State how many lines of the records contain the string "color", and give no other information.

[Dataset items]

:::

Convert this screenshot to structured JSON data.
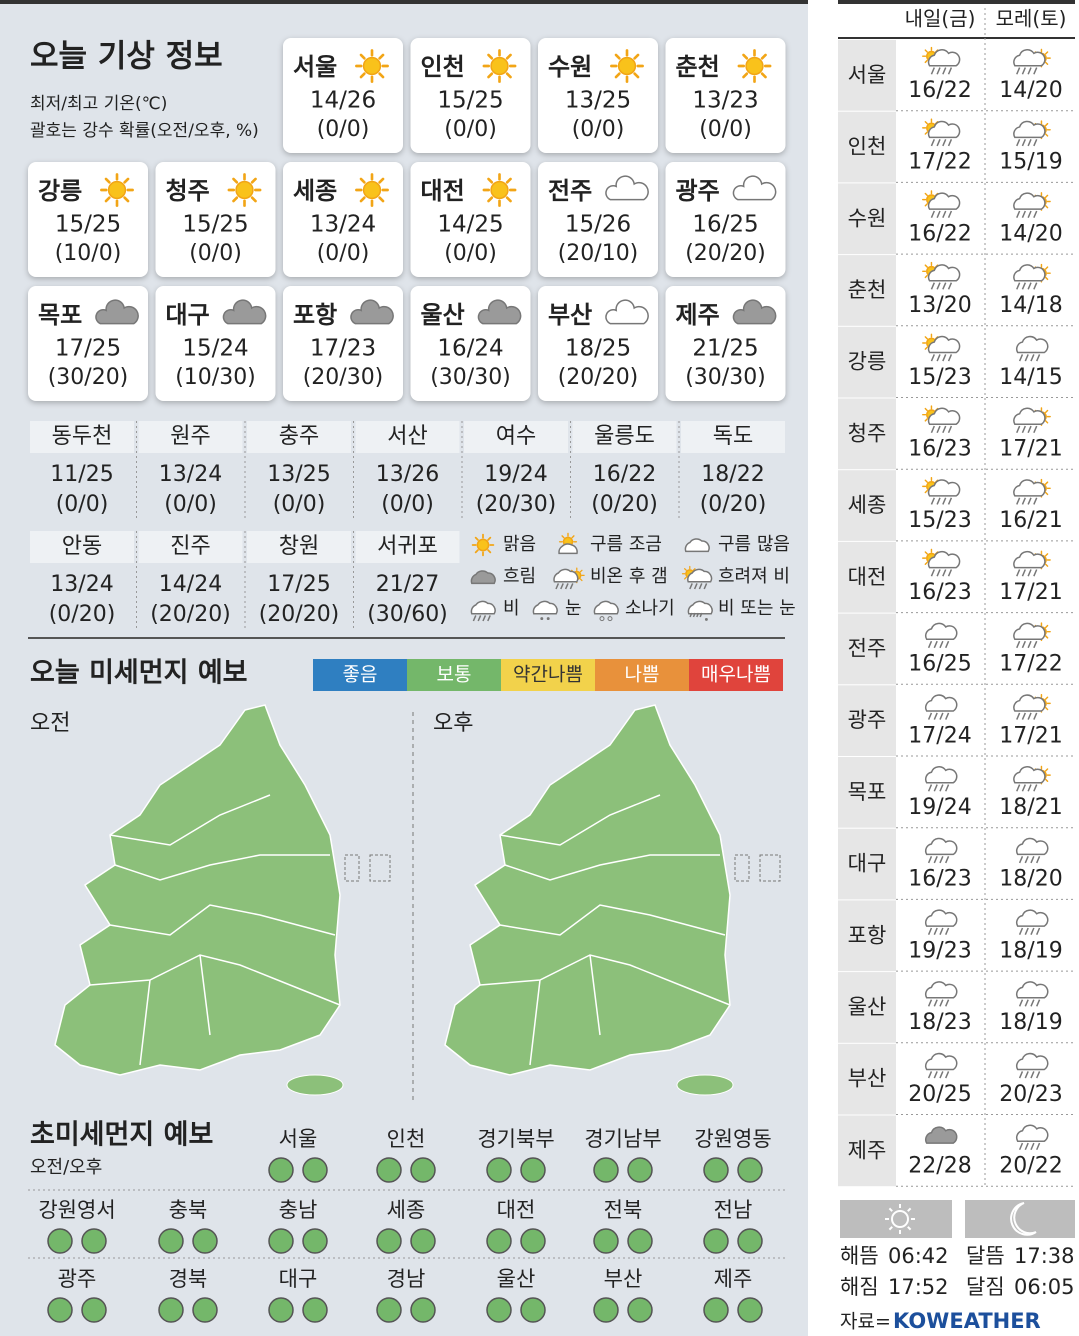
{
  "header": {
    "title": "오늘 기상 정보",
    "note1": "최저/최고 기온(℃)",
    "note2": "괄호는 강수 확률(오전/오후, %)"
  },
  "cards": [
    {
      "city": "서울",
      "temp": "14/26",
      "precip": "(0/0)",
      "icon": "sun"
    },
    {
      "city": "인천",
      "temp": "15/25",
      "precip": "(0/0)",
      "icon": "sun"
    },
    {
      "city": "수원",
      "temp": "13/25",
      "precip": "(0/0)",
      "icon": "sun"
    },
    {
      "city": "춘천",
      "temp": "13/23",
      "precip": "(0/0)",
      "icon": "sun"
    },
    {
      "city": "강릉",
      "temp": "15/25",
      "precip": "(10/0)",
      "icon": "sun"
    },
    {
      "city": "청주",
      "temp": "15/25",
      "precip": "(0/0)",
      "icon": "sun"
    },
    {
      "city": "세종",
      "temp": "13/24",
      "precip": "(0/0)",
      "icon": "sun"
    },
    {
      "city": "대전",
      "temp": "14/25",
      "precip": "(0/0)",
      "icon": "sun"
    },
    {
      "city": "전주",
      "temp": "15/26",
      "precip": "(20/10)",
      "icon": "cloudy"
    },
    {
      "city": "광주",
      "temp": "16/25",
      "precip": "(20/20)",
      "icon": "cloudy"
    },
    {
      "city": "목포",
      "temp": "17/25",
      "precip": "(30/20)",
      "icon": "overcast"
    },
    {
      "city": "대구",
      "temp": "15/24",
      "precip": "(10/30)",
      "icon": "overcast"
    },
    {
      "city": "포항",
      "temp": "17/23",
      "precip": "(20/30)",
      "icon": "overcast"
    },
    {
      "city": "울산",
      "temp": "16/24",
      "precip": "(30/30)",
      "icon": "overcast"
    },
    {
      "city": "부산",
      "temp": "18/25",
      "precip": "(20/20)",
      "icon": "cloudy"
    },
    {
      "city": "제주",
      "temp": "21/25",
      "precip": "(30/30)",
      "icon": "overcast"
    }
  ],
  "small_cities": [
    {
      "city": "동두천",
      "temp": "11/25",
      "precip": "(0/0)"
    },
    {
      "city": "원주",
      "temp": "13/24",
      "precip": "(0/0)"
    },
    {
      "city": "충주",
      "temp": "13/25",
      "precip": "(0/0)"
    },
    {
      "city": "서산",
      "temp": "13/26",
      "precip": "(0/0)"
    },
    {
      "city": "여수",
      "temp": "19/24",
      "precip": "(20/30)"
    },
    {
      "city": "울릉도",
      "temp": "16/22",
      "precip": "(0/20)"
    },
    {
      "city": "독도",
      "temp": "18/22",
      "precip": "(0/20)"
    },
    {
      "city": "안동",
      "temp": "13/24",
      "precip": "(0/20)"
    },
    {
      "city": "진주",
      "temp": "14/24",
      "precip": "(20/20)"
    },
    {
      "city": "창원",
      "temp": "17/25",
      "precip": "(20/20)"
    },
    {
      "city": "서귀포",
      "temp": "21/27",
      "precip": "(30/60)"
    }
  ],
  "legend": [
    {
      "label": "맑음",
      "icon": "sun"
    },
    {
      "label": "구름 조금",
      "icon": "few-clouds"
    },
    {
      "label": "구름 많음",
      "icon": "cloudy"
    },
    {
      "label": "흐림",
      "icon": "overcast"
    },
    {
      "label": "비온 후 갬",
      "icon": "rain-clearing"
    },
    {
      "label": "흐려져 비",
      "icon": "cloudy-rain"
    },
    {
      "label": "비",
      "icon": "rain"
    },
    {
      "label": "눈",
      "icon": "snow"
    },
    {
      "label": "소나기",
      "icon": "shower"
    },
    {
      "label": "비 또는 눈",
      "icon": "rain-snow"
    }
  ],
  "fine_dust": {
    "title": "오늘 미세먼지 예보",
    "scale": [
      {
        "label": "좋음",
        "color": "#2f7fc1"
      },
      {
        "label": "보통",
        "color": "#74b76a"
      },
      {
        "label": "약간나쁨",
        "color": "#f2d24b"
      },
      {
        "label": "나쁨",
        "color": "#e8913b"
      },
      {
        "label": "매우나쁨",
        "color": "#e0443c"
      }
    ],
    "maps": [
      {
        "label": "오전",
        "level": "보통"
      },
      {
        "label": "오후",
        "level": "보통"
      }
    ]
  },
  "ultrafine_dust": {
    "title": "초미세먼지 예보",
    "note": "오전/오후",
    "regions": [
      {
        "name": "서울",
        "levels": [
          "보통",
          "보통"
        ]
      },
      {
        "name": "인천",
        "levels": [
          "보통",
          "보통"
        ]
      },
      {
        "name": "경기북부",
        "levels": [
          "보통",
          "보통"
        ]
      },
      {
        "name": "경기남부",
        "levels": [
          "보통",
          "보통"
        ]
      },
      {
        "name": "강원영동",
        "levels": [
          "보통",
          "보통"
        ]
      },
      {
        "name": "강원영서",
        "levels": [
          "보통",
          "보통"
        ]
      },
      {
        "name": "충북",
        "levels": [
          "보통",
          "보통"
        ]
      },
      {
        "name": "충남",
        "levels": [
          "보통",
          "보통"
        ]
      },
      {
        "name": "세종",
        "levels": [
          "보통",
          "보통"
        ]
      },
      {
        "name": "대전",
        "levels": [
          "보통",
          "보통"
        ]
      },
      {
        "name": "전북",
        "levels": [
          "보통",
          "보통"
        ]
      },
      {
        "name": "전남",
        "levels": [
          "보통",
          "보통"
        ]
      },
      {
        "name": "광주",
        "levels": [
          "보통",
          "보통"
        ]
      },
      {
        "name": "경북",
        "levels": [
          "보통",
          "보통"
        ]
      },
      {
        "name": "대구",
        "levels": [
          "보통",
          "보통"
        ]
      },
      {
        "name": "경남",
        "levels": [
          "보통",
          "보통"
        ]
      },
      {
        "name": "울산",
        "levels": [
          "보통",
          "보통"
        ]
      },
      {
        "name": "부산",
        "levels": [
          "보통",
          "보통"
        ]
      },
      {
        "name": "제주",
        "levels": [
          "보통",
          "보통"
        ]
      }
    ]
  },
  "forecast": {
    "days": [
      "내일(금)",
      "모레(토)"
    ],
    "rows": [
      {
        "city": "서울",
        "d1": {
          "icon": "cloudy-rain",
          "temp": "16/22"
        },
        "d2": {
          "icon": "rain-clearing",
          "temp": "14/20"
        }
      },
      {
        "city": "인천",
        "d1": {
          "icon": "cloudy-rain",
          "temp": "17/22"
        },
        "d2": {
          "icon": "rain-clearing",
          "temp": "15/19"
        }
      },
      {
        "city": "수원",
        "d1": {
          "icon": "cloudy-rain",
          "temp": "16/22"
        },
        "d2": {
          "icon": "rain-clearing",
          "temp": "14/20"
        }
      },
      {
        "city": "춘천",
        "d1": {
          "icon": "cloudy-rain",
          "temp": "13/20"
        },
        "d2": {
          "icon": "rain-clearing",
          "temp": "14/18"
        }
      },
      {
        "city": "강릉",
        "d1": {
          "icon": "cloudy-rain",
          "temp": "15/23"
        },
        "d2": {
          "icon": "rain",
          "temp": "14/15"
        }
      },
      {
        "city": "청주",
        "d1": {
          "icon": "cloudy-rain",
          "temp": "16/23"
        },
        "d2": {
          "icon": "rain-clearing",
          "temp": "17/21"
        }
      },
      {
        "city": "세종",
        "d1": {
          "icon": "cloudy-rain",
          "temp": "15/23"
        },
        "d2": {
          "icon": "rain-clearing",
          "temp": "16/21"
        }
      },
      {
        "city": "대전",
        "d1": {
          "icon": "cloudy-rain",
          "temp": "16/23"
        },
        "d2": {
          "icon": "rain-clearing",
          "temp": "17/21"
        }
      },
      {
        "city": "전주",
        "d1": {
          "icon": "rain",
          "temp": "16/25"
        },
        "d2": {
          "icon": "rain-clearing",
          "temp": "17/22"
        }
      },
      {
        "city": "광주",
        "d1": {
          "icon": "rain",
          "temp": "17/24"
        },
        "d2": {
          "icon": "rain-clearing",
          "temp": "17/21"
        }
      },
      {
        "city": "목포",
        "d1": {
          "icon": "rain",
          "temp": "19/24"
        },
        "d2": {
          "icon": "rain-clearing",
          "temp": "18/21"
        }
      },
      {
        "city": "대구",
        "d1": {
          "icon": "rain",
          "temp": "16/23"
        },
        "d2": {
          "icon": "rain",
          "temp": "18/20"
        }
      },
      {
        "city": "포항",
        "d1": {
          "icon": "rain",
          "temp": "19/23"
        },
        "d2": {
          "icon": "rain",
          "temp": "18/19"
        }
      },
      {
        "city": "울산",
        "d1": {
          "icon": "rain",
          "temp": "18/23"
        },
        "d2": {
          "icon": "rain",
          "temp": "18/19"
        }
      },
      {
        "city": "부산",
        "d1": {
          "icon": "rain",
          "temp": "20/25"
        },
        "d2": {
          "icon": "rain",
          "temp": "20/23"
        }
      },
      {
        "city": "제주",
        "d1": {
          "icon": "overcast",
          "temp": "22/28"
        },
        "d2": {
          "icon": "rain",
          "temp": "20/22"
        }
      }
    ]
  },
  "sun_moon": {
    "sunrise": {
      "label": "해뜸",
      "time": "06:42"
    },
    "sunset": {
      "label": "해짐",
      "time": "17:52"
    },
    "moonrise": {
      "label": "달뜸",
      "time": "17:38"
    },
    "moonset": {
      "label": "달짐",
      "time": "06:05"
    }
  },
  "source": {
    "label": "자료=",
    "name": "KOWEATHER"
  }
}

:::

- _Task output_
5